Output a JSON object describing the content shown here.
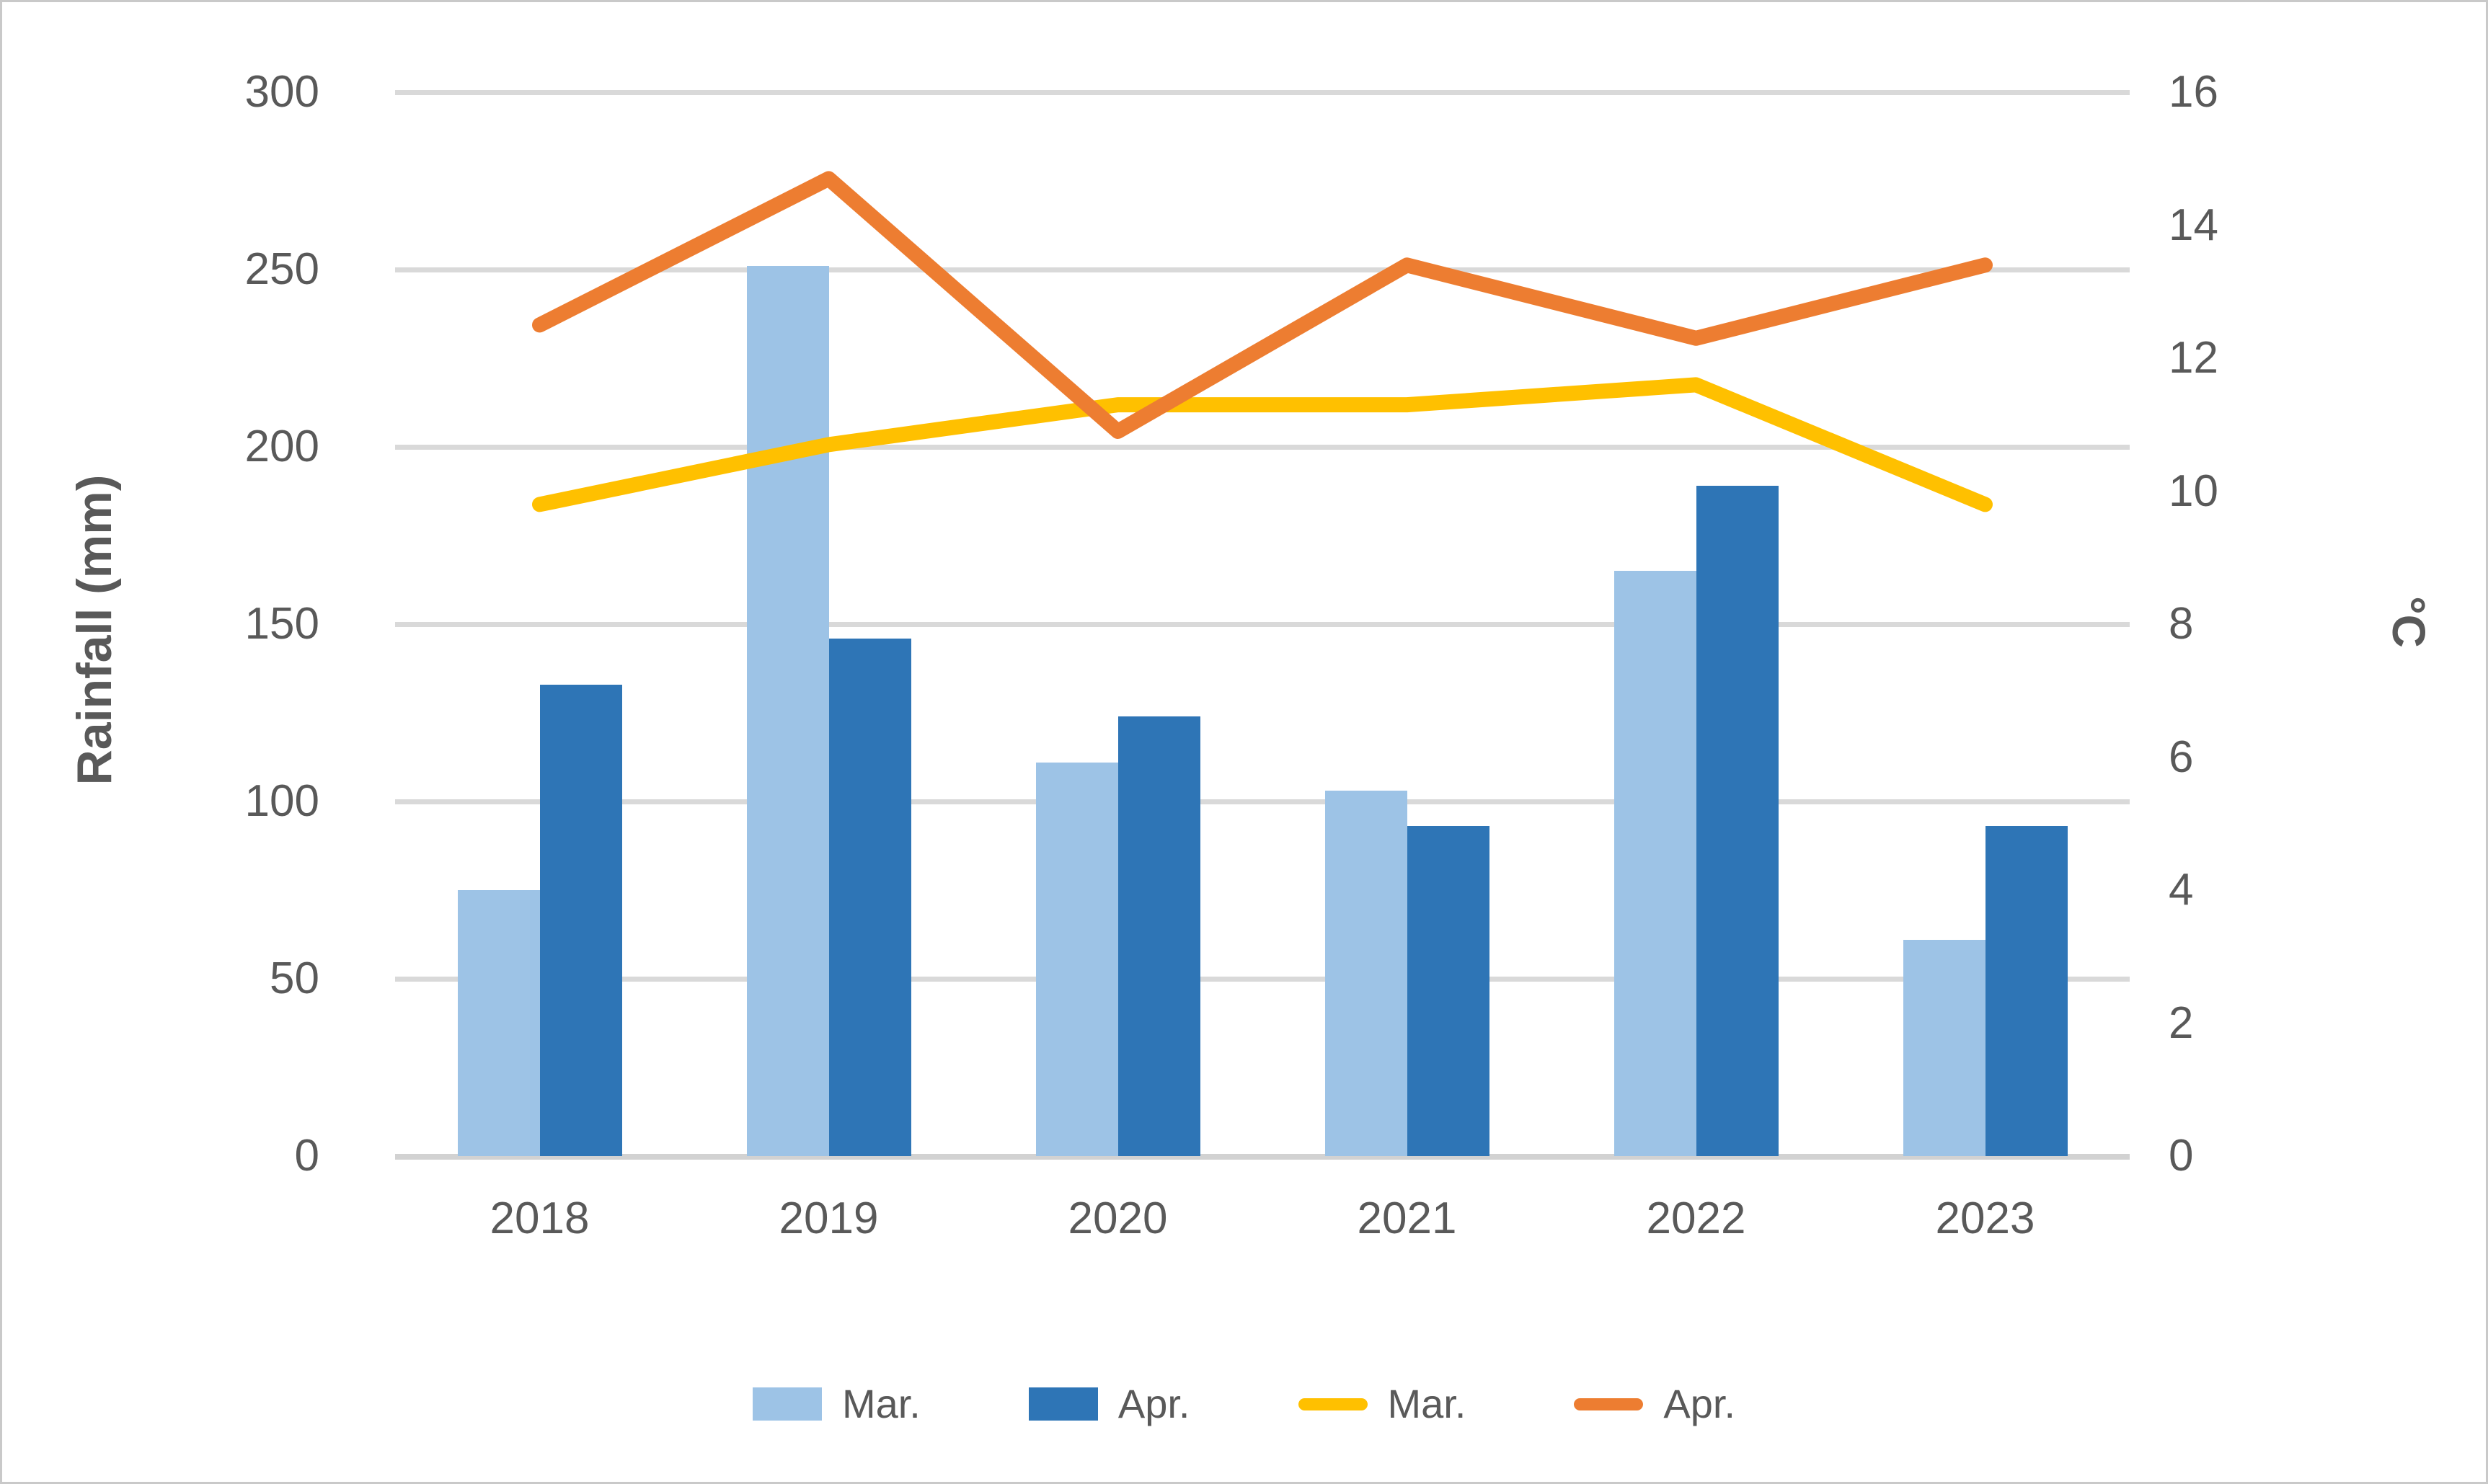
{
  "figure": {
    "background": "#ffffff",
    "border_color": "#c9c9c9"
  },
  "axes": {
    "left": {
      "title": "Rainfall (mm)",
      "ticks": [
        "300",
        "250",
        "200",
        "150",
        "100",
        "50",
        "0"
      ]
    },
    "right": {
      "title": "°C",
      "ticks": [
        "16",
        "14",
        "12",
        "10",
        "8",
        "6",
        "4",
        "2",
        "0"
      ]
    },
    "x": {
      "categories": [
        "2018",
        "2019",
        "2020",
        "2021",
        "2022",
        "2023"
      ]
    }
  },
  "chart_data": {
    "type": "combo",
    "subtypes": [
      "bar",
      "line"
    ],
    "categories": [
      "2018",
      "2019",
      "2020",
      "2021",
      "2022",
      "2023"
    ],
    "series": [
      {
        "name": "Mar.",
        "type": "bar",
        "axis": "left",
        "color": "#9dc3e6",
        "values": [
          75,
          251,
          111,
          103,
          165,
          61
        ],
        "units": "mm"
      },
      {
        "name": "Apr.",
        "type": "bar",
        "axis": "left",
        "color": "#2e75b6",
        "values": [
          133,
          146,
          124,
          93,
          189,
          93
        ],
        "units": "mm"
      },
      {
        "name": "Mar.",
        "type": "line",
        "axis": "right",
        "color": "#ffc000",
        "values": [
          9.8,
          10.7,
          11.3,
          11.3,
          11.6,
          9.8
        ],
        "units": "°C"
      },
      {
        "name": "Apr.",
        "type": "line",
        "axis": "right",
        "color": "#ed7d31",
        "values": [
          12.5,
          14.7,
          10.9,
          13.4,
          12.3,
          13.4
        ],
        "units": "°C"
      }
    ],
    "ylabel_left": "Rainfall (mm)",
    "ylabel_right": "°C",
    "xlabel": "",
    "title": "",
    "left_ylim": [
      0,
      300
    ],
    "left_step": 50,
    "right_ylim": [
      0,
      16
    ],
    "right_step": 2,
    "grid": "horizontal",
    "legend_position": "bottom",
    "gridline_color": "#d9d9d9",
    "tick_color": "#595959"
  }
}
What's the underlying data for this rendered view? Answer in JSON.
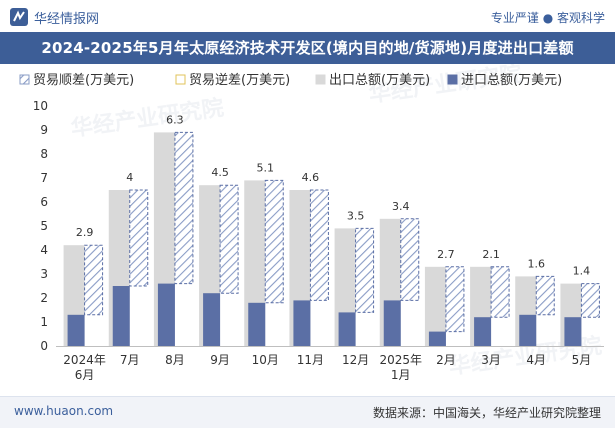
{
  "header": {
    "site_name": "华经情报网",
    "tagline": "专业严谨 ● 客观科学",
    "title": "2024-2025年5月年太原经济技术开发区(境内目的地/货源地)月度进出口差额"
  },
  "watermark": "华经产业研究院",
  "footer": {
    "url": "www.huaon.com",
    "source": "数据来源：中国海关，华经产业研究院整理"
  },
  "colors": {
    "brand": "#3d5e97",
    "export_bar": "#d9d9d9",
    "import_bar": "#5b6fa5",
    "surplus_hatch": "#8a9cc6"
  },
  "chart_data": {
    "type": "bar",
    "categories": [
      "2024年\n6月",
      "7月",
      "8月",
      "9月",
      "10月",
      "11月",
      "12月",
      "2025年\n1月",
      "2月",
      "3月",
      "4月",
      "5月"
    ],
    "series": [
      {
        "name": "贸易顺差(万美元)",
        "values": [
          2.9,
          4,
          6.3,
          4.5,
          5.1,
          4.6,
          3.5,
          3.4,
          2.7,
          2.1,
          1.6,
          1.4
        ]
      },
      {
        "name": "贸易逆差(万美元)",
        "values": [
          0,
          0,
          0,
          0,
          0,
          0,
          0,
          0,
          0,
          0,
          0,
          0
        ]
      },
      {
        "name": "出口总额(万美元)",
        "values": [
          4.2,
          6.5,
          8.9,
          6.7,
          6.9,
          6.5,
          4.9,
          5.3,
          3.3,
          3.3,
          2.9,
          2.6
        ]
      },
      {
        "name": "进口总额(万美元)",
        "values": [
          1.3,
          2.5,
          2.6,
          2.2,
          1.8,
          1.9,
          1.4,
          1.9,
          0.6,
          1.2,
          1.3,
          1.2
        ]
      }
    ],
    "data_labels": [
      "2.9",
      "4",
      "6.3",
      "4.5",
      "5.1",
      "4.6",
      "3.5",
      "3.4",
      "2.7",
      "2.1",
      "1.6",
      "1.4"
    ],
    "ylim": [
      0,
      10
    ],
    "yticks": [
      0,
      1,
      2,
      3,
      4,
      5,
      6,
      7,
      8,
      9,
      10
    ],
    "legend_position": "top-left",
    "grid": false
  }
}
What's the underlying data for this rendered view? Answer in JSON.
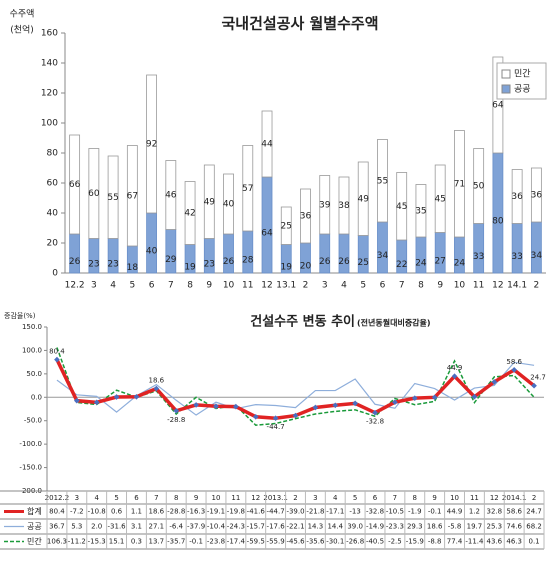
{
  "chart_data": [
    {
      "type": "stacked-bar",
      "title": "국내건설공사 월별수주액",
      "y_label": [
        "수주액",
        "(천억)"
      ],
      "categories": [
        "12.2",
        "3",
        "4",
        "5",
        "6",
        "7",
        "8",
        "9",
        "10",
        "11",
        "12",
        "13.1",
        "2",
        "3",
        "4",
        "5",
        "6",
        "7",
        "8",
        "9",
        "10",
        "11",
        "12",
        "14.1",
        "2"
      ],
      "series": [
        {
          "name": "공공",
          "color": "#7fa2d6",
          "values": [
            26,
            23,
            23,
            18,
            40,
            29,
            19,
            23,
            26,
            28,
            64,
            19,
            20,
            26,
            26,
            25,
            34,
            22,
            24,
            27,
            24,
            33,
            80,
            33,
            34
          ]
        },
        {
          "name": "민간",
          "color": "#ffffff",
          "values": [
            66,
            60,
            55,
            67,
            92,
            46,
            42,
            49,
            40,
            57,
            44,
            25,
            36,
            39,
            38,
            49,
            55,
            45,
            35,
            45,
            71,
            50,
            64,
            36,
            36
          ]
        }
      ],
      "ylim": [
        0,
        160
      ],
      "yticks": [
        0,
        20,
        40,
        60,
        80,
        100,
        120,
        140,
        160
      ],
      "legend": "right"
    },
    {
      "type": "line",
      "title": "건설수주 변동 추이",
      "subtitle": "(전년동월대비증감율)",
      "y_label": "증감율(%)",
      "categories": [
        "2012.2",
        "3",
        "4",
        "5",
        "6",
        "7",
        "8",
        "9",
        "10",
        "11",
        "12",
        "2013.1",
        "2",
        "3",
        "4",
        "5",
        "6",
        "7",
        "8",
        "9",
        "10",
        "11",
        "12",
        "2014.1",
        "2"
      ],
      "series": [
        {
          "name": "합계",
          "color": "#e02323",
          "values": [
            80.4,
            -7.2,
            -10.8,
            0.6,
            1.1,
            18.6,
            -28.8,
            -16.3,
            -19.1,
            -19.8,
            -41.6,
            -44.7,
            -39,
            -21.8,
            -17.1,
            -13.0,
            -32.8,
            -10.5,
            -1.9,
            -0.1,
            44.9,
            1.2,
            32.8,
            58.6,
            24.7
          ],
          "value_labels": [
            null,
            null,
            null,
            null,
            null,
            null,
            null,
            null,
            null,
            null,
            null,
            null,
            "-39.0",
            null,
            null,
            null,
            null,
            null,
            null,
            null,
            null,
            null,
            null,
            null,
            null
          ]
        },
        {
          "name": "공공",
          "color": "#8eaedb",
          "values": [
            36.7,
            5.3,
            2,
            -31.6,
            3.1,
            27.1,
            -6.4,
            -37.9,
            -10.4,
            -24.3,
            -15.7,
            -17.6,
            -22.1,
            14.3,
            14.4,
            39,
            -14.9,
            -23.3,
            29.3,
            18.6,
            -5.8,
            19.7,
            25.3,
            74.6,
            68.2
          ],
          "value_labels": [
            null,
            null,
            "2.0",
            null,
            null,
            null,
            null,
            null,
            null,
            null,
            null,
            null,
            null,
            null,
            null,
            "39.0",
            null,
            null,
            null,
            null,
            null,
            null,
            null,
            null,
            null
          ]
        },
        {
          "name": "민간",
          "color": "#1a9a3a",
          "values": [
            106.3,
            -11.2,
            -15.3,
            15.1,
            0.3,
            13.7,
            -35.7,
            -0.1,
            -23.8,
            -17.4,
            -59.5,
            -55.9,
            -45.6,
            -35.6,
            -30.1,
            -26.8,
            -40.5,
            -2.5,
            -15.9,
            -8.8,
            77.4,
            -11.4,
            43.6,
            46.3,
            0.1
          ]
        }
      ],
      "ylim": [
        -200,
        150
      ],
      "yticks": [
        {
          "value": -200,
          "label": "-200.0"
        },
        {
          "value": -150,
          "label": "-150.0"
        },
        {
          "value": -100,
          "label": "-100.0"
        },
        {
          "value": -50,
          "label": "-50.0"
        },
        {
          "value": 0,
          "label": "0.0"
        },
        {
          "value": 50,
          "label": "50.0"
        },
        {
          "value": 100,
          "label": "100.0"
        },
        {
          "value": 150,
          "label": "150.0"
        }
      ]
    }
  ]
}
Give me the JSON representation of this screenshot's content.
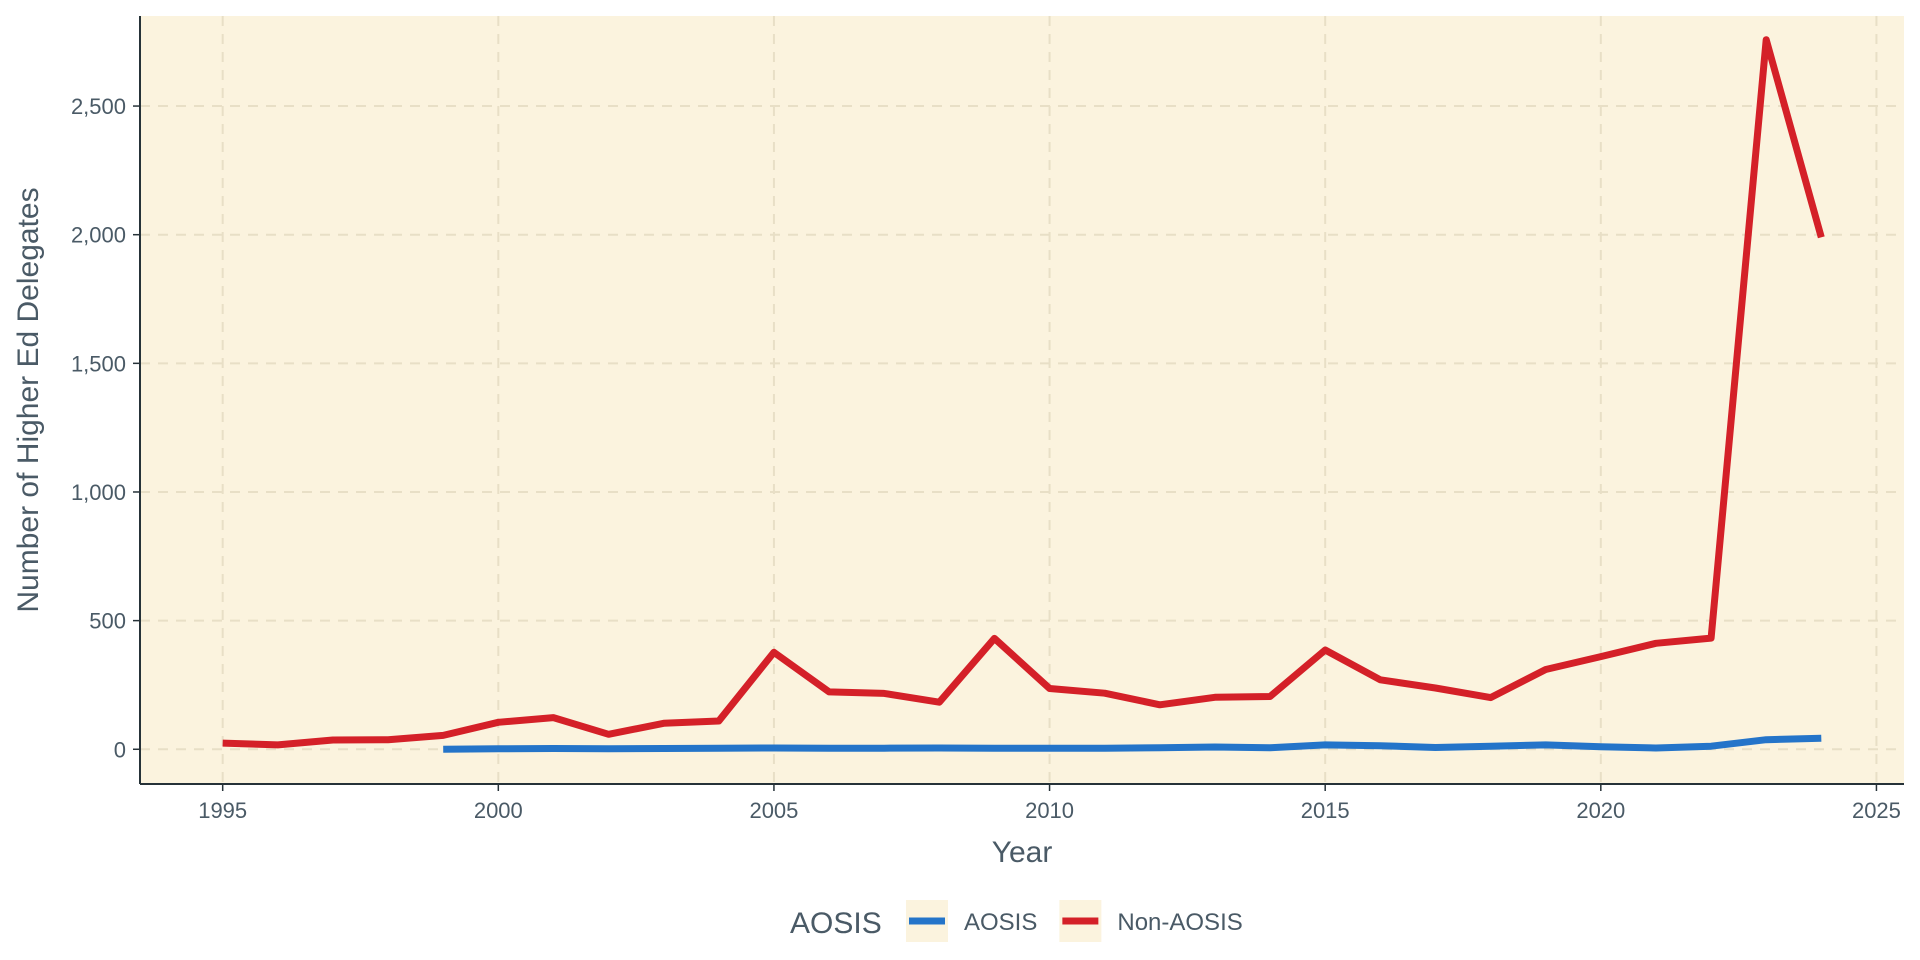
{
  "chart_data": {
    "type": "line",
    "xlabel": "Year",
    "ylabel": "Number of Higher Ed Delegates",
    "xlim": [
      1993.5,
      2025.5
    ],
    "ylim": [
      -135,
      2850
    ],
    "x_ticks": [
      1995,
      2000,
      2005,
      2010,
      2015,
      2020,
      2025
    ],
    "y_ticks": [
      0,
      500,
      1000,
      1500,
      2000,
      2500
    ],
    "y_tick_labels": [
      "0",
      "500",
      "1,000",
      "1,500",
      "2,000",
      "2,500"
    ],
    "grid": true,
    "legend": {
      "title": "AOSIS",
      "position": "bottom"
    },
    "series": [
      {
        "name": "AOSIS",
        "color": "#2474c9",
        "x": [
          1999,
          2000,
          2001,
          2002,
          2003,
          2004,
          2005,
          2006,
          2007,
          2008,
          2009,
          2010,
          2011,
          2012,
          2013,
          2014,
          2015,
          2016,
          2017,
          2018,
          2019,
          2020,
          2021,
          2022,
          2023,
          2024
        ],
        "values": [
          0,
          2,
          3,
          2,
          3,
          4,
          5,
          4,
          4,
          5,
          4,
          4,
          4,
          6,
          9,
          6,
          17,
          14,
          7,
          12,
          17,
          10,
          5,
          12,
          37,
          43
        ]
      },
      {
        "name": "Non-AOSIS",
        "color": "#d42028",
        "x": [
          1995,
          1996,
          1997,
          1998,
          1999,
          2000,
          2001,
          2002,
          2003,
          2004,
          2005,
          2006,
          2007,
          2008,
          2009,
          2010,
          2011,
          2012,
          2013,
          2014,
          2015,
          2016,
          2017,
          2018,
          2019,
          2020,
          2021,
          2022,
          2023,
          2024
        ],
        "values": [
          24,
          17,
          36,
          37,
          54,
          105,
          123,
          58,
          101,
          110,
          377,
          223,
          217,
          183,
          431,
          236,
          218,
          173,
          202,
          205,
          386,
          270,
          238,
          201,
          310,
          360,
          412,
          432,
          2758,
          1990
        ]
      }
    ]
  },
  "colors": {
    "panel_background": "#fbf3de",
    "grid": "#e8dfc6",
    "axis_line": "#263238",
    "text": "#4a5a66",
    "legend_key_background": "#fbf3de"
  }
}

──────────

## Exercise
Pull out every line of the records that includes the string "Rainfall".

## The response
      "title": "Rainfall (mm)",
    "ylabel_left": "Rainfall (mm)",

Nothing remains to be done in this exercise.